*Exercise instructions*:
Return each entry exactly, with none missing.

# START OF Provided material

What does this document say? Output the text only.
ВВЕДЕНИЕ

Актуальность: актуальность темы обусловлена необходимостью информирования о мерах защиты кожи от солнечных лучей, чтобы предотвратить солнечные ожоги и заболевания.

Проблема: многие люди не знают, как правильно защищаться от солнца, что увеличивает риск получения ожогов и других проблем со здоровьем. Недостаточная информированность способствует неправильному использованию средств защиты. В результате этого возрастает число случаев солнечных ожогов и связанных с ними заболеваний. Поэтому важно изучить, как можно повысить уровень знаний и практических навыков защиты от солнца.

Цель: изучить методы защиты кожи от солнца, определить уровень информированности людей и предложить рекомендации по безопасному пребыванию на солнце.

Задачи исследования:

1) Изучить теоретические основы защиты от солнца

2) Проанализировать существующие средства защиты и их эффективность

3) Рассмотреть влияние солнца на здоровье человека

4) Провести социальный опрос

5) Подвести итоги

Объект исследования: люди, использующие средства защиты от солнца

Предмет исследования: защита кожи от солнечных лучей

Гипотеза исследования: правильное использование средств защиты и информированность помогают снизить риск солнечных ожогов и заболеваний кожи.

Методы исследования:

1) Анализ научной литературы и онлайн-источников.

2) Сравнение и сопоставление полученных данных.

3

# END OF Provided material

*Expected output*:
What does this document say? Output the text only.
ВВЕДЕНИЕ

Актуальность: актуальность темы обусловлена необходимостью информирования о мерах защиты кожи от солнечных лучей, чтобы предотвратить солнечные ожоги и заболевания.

Проблема: многие люди не знают, как правильно защищаться от солнца, что увеличивает риск получения ожогов и других проблем со здоровьем. Недостаточная информированность способствует неправильному использованию средств защиты. В результате этого возрастает число случаев солнечных ожогов и связанных с ними заболеваний. Поэтому важно изучить, как можно повысить уровень знаний и практических навыков защиты от солнца.

Цель: изучить методы защиты кожи от солнца, определить уровень информированности людей и предложить рекомендации по безопасному пребыванию на солнце.

Задачи исследования:

1) Изучить теоретические основы защиты от солнца

2) Проанализировать существующие средства защиты и их эффективность

3) Рассмотреть влияние солнца на здоровье человека

4) Провести социальный опрос

5) Подвести итоги

Объект исследования: люди, использующие средства защиты от солнца

Предмет исследования: защита кожи от солнечных лучей

Гипотеза исследования: правильное использование средств защиты и информированность помогают снизить риск солнечных ожогов и заболеваний кожи.

Методы исследования:

1) Анализ научной литературы и онлайн-источников.

2) Сравнение и сопоставление полученных данных.

3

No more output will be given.